**Task brief:**
Copy out each line exactly; pictures stay out of the copy.

**Records provided:**
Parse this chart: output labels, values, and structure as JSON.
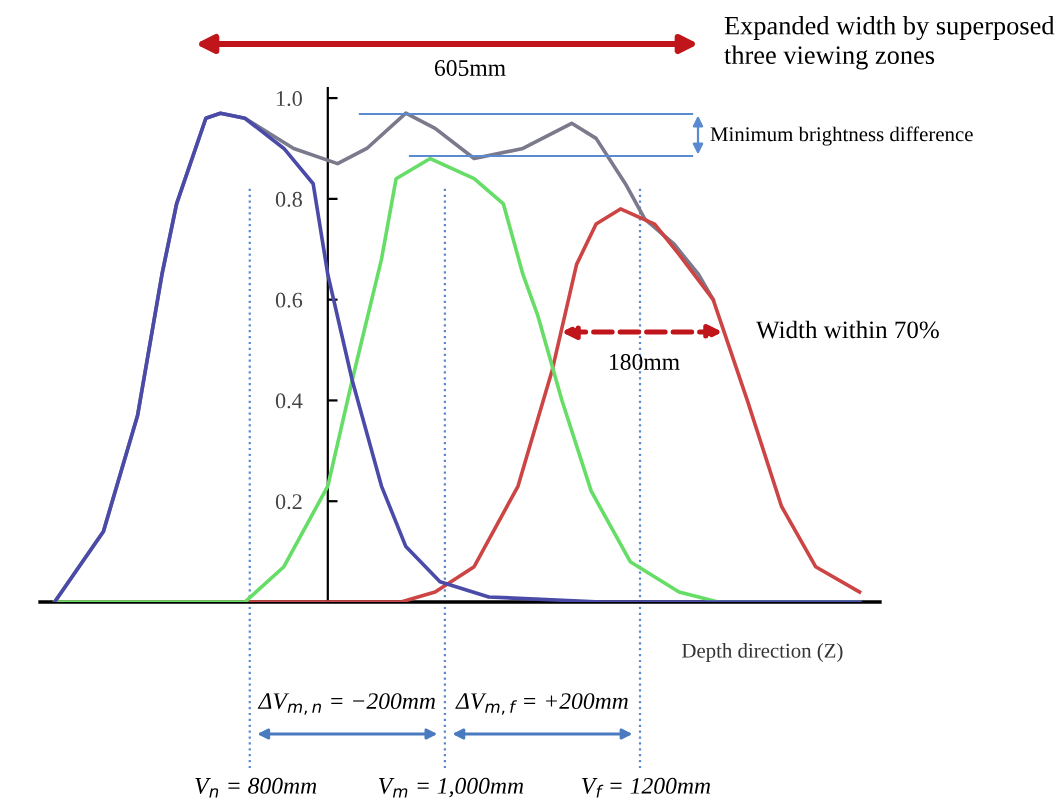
{
  "chart_data": {
    "type": "line",
    "xlabel": "Depth direction (Z)",
    "xlim": [
      585,
      1446
    ],
    "ylim": [
      0,
      1.02
    ],
    "yticks": [
      {
        "value": 0.2,
        "label": "0.2"
      },
      {
        "value": 0.4,
        "label": "0.4"
      },
      {
        "value": 0.6,
        "label": "0.6"
      },
      {
        "value": 0.8,
        "label": "0.8"
      },
      {
        "value": 1.0,
        "label": "1.0"
      }
    ],
    "tick_labels": "y",
    "grid": false,
    "legend": false,
    "marker": "none",
    "line_style": "solid",
    "series": [
      {
        "color": "#4a4aa8",
        "x": [
          600,
          650,
          685,
          710,
          725,
          755,
          770,
          795,
          835,
          865,
          880,
          905,
          935,
          960,
          995,
          1045,
          1160,
          1425
        ],
        "values": [
          0,
          0.14,
          0.37,
          0.65,
          0.79,
          0.96,
          0.97,
          0.96,
          0.9,
          0.83,
          0.65,
          0.44,
          0.23,
          0.11,
          0.04,
          0.01,
          0,
          0
        ]
      },
      {
        "color": "#66dd66",
        "x": [
          600,
          795,
          835,
          880,
          905,
          935,
          950,
          985,
          1030,
          1060,
          1080,
          1095,
          1120,
          1150,
          1190,
          1240,
          1280,
          1425
        ],
        "values": [
          0,
          0,
          0.07,
          0.23,
          0.44,
          0.68,
          0.84,
          0.88,
          0.84,
          0.79,
          0.65,
          0.57,
          0.4,
          0.22,
          0.08,
          0.02,
          0,
          0
        ]
      },
      {
        "color": "#cc4444",
        "x": [
          600,
          955,
          990,
          1030,
          1075,
          1110,
          1135,
          1155,
          1180,
          1215,
          1240,
          1275,
          1310,
          1345,
          1380,
          1425
        ],
        "values": [
          0,
          0,
          0.02,
          0.07,
          0.23,
          0.46,
          0.67,
          0.75,
          0.78,
          0.75,
          0.69,
          0.6,
          0.4,
          0.19,
          0.07,
          0.02
        ]
      },
      {
        "color": "#7a7a8c",
        "x": [
          600,
          650,
          685,
          710,
          725,
          755,
          770,
          795,
          845,
          890,
          920,
          960,
          990,
          1030,
          1080,
          1130,
          1155,
          1185,
          1205,
          1235,
          1260,
          1275
        ],
        "values": [
          0,
          0.14,
          0.37,
          0.65,
          0.79,
          0.96,
          0.97,
          0.96,
          0.9,
          0.87,
          0.9,
          0.97,
          0.94,
          0.88,
          0.9,
          0.95,
          0.92,
          0.83,
          0.76,
          0.71,
          0.65,
          0.6
        ]
      }
    ],
    "ref_lines": [
      {
        "axis": "x",
        "value": 800,
        "label": "V$_{n}$ = 800mm",
        "color": "#5a8ad0",
        "line_style": "dotted"
      },
      {
        "axis": "x",
        "value": 1000,
        "label": "V$_{m}$ = 1,000mm",
        "color": "#5a8ad0",
        "line_style": "dotted"
      },
      {
        "axis": "x",
        "value": 1200,
        "label": "V$_{f}$ = 1200mm",
        "color": "#5a8ad0",
        "line_style": "dotted"
      }
    ],
    "annotations": [
      "Expanded width by superposed three viewing zones",
      "605mm",
      "Minimum brightness difference",
      "Width within 70%",
      "180mm",
      "ΔV$_{m,n}$ = −200mm",
      "ΔV$_{m,f}$ = +200mm"
    ]
  }
}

**Response to this exercise:**
Parse this chart: output labels, values, and structure as JSON.
{
  "chart_data": {
    "type": "line",
    "xlabel": "Depth direction (Z)",
    "xlim": [
      585,
      1446
    ],
    "ylim": [
      0,
      1.02
    ],
    "yticks": [
      {
        "value": 0.2,
        "label": "0.2"
      },
      {
        "value": 0.4,
        "label": "0.4"
      },
      {
        "value": 0.6,
        "label": "0.6"
      },
      {
        "value": 0.8,
        "label": "0.8"
      },
      {
        "value": 1.0,
        "label": "1.0"
      }
    ],
    "tick_labels": "y",
    "grid": false,
    "legend": false,
    "marker": "none",
    "line_style": "solid",
    "series": [
      {
        "color": "#4a4aa8",
        "x": [
          600,
          650,
          685,
          710,
          725,
          755,
          770,
          795,
          835,
          865,
          880,
          905,
          935,
          960,
          995,
          1045,
          1160,
          1425
        ],
        "values": [
          0,
          0.14,
          0.37,
          0.65,
          0.79,
          0.96,
          0.97,
          0.96,
          0.9,
          0.83,
          0.65,
          0.44,
          0.23,
          0.11,
          0.04,
          0.01,
          0,
          0
        ]
      },
      {
        "color": "#66dd66",
        "x": [
          600,
          795,
          835,
          880,
          905,
          935,
          950,
          985,
          1030,
          1060,
          1080,
          1095,
          1120,
          1150,
          1190,
          1240,
          1280,
          1425
        ],
        "values": [
          0,
          0,
          0.07,
          0.23,
          0.44,
          0.68,
          0.84,
          0.88,
          0.84,
          0.79,
          0.65,
          0.57,
          0.4,
          0.22,
          0.08,
          0.02,
          0,
          0
        ]
      },
      {
        "color": "#cc4444",
        "x": [
          600,
          955,
          990,
          1030,
          1075,
          1110,
          1135,
          1155,
          1180,
          1215,
          1240,
          1275,
          1310,
          1345,
          1380,
          1425
        ],
        "values": [
          0,
          0,
          0.02,
          0.07,
          0.23,
          0.46,
          0.67,
          0.75,
          0.78,
          0.75,
          0.69,
          0.6,
          0.4,
          0.19,
          0.07,
          0.02
        ]
      },
      {
        "color": "#7a7a8c",
        "x": [
          600,
          650,
          685,
          710,
          725,
          755,
          770,
          795,
          845,
          890,
          920,
          960,
          990,
          1030,
          1080,
          1130,
          1155,
          1185,
          1205,
          1235,
          1260,
          1275
        ],
        "values": [
          0,
          0.14,
          0.37,
          0.65,
          0.79,
          0.96,
          0.97,
          0.96,
          0.9,
          0.87,
          0.9,
          0.97,
          0.94,
          0.88,
          0.9,
          0.95,
          0.92,
          0.83,
          0.76,
          0.71,
          0.65,
          0.6
        ]
      }
    ],
    "ref_lines": [
      {
        "axis": "x",
        "value": 800,
        "label": "V$_{n}$ = 800mm",
        "color": "#5a8ad0",
        "line_style": "dotted"
      },
      {
        "axis": "x",
        "value": 1000,
        "label": "V$_{m}$ = 1,000mm",
        "color": "#5a8ad0",
        "line_style": "dotted"
      },
      {
        "axis": "x",
        "value": 1200,
        "label": "V$_{f}$ = 1200mm",
        "color": "#5a8ad0",
        "line_style": "dotted"
      }
    ],
    "annotations": [
      "Expanded width by superposed three viewing zones",
      "605mm",
      "Minimum brightness difference",
      "Width within 70%",
      "180mm",
      "ΔV$_{m,n}$ = −200mm",
      "ΔV$_{m,f}$ = +200mm"
    ]
  }
}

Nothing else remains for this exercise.